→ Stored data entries
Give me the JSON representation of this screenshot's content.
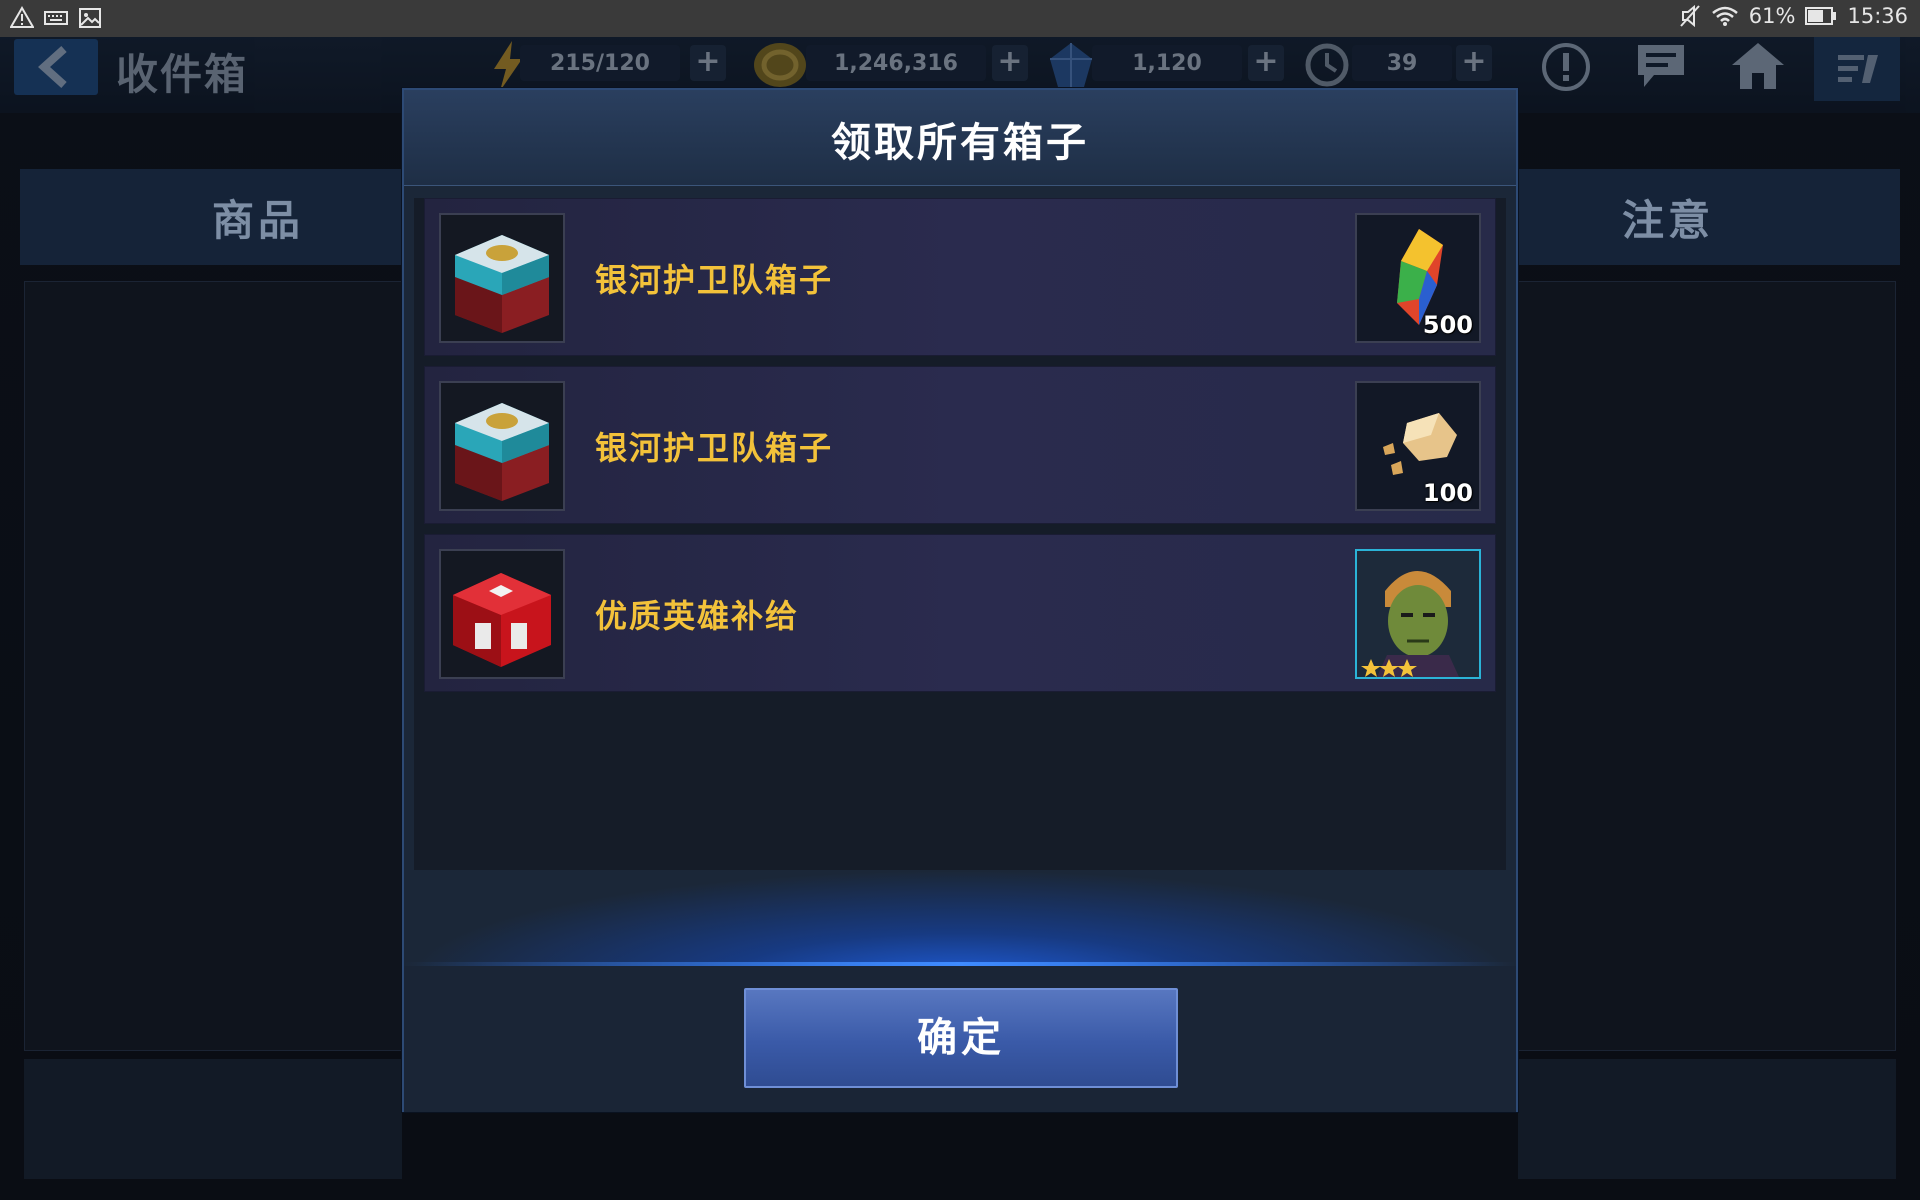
{
  "status_bar": {
    "battery": "61%",
    "time": "15:36",
    "icons": [
      "warning-icon",
      "keyboard-icon",
      "image-icon",
      "mute-icon",
      "wifi-icon",
      "battery-icon"
    ]
  },
  "game_header": {
    "title": "收件箱",
    "energy": "215/120",
    "gold": "1,246,316",
    "units": "1,120",
    "timer_count": "39",
    "icons": [
      "back-arrow-icon",
      "energy-icon",
      "gold-icon",
      "crystal-icon",
      "timer-icon",
      "alert-icon",
      "chat-icon",
      "home-icon",
      "menu-icon"
    ]
  },
  "background_table": {
    "col_items": "商品",
    "col_notice": "注意"
  },
  "modal": {
    "title": "领取所有箱子",
    "confirm_label": "确定",
    "rows": [
      {
        "name": "银河护卫队箱子",
        "reward_icon": "iso-8-shard-icon",
        "quantity": "500"
      },
      {
        "name": "银河护卫队箱子",
        "reward_icon": "gold-ore-icon",
        "quantity": "100"
      },
      {
        "name": "优质英雄补给",
        "reward_icon": "hero-portrait-icon",
        "stars": 3
      }
    ]
  },
  "colors": {
    "row_text": "#f3c23a",
    "accent_blue": "#3f8bff",
    "button": "#3a5aa8"
  }
}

→ INSTRUCTIONS FOR THE TASK
Print each entry shown above with exact wording and no pictures.

→ FULL ANSWER
Give me the JSON representation of this screenshot's content.
{
  "status_bar": {
    "battery": "61%",
    "time": "15:36",
    "icons": [
      "warning-icon",
      "keyboard-icon",
      "image-icon",
      "mute-icon",
      "wifi-icon",
      "battery-icon"
    ]
  },
  "game_header": {
    "title": "收件箱",
    "energy": "215/120",
    "gold": "1,246,316",
    "units": "1,120",
    "timer_count": "39",
    "icons": [
      "back-arrow-icon",
      "energy-icon",
      "gold-icon",
      "crystal-icon",
      "timer-icon",
      "alert-icon",
      "chat-icon",
      "home-icon",
      "menu-icon"
    ]
  },
  "background_table": {
    "col_items": "商品",
    "col_notice": "注意"
  },
  "modal": {
    "title": "领取所有箱子",
    "confirm_label": "确定",
    "rows": [
      {
        "name": "银河护卫队箱子",
        "reward_icon": "iso-8-shard-icon",
        "quantity": "500"
      },
      {
        "name": "银河护卫队箱子",
        "reward_icon": "gold-ore-icon",
        "quantity": "100"
      },
      {
        "name": "优质英雄补给",
        "reward_icon": "hero-portrait-icon",
        "stars": 3
      }
    ]
  },
  "colors": {
    "row_text": "#f3c23a",
    "accent_blue": "#3f8bff",
    "button": "#3a5aa8"
  }
}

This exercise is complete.